## PROBLEM DETAILS
Return each line of the listing below, unchanged, and omit the images.

○ ○ ○

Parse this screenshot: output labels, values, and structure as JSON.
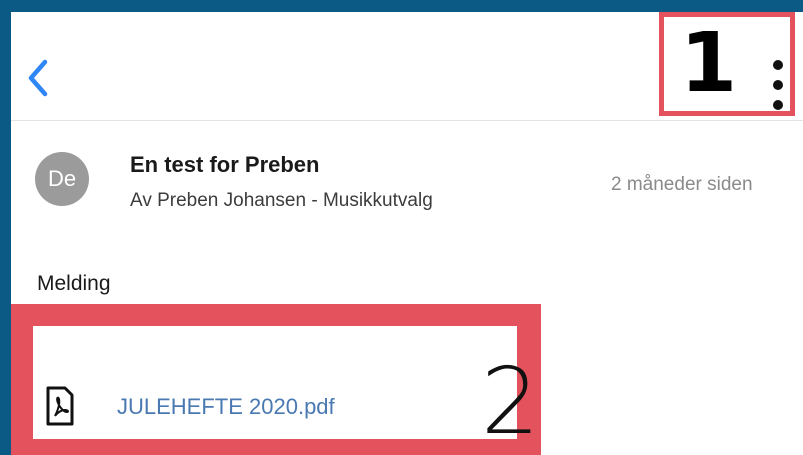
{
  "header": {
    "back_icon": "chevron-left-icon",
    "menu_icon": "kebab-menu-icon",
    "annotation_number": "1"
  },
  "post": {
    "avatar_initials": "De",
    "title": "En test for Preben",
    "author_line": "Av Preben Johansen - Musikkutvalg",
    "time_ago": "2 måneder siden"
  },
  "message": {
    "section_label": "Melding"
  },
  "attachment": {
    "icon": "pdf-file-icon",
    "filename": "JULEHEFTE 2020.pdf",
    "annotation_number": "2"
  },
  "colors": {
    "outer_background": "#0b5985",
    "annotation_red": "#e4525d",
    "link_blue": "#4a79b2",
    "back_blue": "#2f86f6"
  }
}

○ ○ ○

## THE RESPONSE
Parse this screenshot: output labels, values, and structure as JSON.
{
  "header": {
    "back_icon": "chevron-left-icon",
    "menu_icon": "kebab-menu-icon",
    "annotation_number": "1"
  },
  "post": {
    "avatar_initials": "De",
    "title": "En test for Preben",
    "author_line": "Av Preben Johansen - Musikkutvalg",
    "time_ago": "2 måneder siden"
  },
  "message": {
    "section_label": "Melding"
  },
  "attachment": {
    "icon": "pdf-file-icon",
    "filename": "JULEHEFTE 2020.pdf",
    "annotation_number": "2"
  },
  "colors": {
    "outer_background": "#0b5985",
    "annotation_red": "#e4525d",
    "link_blue": "#4a79b2",
    "back_blue": "#2f86f6"
  }
}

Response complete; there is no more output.